Directions
Reproduce the records word for word, from their first line up to and including the line that contains "The cable 86 is at (364, 111).".

"""

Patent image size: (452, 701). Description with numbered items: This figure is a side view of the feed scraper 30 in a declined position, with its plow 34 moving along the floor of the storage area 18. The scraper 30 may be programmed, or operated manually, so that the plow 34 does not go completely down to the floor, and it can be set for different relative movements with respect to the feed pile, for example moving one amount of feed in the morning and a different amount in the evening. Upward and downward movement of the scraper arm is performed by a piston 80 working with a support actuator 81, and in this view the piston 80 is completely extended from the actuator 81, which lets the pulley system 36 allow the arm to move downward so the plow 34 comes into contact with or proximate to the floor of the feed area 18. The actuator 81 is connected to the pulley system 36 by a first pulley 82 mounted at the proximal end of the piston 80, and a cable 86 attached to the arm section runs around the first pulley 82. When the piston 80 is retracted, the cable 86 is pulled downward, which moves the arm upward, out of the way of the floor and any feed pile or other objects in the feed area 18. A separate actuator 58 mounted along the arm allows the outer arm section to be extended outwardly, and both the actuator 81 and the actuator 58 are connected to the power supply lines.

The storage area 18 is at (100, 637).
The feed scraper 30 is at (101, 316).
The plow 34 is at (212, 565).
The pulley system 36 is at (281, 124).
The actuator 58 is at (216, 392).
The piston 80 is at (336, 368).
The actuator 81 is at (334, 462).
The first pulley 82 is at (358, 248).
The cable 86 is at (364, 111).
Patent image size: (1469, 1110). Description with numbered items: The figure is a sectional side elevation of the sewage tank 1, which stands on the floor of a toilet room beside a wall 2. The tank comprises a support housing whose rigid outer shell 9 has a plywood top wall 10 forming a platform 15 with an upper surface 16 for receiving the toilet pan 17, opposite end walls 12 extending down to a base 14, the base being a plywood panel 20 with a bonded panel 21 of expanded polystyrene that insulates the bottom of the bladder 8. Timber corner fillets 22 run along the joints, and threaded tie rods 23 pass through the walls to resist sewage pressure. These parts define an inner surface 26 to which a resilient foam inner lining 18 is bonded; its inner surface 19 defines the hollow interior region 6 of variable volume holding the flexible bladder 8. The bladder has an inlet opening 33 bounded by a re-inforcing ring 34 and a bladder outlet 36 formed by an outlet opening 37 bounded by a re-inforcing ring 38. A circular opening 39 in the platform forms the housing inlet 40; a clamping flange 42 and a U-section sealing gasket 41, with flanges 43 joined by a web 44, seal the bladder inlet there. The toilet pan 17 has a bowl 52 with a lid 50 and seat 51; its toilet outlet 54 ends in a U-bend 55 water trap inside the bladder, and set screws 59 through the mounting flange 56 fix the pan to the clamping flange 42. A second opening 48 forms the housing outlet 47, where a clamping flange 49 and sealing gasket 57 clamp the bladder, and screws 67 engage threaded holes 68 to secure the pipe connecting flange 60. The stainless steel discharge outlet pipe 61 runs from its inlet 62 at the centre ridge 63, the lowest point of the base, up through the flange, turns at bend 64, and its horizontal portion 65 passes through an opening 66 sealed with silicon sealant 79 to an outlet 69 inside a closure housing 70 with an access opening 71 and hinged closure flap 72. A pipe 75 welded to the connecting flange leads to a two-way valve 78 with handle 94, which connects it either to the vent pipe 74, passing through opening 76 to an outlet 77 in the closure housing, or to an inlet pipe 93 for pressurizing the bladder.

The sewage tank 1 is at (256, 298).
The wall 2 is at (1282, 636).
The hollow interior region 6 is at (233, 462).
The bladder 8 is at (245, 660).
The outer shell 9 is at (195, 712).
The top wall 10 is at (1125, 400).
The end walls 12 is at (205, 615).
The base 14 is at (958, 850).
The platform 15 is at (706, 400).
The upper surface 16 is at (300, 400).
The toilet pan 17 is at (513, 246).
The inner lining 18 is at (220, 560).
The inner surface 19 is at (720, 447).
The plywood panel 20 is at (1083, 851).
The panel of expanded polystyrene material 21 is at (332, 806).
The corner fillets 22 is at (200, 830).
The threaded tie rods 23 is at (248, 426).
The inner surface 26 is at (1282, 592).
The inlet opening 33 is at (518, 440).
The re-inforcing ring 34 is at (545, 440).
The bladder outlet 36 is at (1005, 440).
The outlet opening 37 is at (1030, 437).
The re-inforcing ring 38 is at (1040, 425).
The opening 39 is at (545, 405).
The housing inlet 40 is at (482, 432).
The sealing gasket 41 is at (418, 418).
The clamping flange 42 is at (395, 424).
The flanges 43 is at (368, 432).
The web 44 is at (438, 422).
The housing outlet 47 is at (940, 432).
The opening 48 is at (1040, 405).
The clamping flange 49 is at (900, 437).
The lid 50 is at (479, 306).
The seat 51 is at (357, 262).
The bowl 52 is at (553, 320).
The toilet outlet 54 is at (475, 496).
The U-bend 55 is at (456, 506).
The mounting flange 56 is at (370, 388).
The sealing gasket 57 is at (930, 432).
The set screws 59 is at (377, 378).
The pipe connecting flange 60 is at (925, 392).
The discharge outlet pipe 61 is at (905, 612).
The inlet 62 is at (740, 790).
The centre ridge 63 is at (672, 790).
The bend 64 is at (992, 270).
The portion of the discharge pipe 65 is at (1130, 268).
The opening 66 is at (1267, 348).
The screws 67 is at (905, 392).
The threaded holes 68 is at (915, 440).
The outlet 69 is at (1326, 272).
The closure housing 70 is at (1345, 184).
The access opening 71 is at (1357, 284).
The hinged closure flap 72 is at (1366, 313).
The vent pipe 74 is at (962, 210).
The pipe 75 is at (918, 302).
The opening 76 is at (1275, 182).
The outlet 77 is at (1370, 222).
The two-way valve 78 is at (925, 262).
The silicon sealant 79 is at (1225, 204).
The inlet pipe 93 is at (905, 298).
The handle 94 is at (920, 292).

"""

Reply to the exercise
Patent image size: (452, 701). Description with numbered items: This figure is a side view of the feed scraper 30 in a declined position, with its plow 34 moving along the floor of the storage area 18. The scraper 30 may be programmed, or operated manually, so that the plow 34 does not go completely down to the floor, and it can be set for different relative movements with respect to the feed pile, for example moving one amount of feed in the morning and a different amount in the evening. Upward and downward movement of the scraper arm is performed by a piston 80 working with a support actuator 81, and in this view the piston 80 is completely extended from the actuator 81, which lets the pulley system 36 allow the arm to move downward so the plow 34 comes into contact with or proximate to the floor of the feed area 18. The actuator 81 is connected to the pulley system 36 by a first pulley 82 mounted at the proximal end of the piston 80, and a cable 86 attached to the arm section runs around the first pulley 82. When the piston 80 is retracted, the cable 86 is pulled downward, which moves the arm upward, out of the way of the floor and any feed pile or other objects in the feed area 18. A separate actuator 58 mounted along the arm allows the outer arm section to be extended outwardly, and both the actuator 81 and the actuator 58 are connected to the power supply lines.

The storage area 18 is at (100, 637).
The feed scraper 30 is at (101, 316).
The plow 34 is at (212, 565).
The pulley system 36 is at (281, 124).
The actuator 58 is at (216, 392).
The piston 80 is at (336, 368).
The actuator 81 is at (334, 462).
The first pulley 82 is at (358, 248).
The cable 86 is at (364, 111).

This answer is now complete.